* Problem statement *
Search the data below for the string "friendly". Extract every line that contains it.
** START Supplied data **
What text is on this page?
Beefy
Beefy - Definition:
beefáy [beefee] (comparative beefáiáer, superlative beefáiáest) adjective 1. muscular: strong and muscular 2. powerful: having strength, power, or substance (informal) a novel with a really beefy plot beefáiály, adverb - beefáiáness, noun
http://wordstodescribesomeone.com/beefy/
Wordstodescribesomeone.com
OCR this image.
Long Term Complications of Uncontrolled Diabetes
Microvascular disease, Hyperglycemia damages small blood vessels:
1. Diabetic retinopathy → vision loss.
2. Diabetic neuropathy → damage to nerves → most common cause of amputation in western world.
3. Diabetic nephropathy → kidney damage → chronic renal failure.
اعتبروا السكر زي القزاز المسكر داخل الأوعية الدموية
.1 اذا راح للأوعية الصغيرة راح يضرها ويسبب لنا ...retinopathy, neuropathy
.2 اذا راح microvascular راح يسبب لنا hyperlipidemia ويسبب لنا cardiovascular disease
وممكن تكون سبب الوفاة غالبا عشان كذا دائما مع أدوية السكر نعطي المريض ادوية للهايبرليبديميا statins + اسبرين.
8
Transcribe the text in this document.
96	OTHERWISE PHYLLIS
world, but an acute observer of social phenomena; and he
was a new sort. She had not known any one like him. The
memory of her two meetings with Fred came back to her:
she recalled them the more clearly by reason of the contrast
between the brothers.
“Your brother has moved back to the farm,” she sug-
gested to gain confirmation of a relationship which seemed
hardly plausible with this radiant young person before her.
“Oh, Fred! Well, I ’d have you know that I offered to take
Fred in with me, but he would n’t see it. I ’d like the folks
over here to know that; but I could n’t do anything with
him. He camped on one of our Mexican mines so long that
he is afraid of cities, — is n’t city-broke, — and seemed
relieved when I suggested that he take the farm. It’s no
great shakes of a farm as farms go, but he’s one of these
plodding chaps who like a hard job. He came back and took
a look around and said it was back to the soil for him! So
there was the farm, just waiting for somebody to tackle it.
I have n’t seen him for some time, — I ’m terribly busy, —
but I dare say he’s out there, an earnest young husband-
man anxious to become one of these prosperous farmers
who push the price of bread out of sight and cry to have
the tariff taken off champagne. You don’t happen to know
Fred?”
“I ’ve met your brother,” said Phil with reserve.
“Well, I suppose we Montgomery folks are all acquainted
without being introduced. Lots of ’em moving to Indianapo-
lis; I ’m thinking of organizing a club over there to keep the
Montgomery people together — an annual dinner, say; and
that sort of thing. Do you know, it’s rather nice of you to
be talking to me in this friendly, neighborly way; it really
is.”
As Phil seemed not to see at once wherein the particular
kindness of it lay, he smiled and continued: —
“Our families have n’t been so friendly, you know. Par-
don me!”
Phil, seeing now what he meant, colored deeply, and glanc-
** END Supplied data **
* The result *
be talking to me in this friendly, neighborly way; it really
“Our families have n’t been so friendly, you know. Par-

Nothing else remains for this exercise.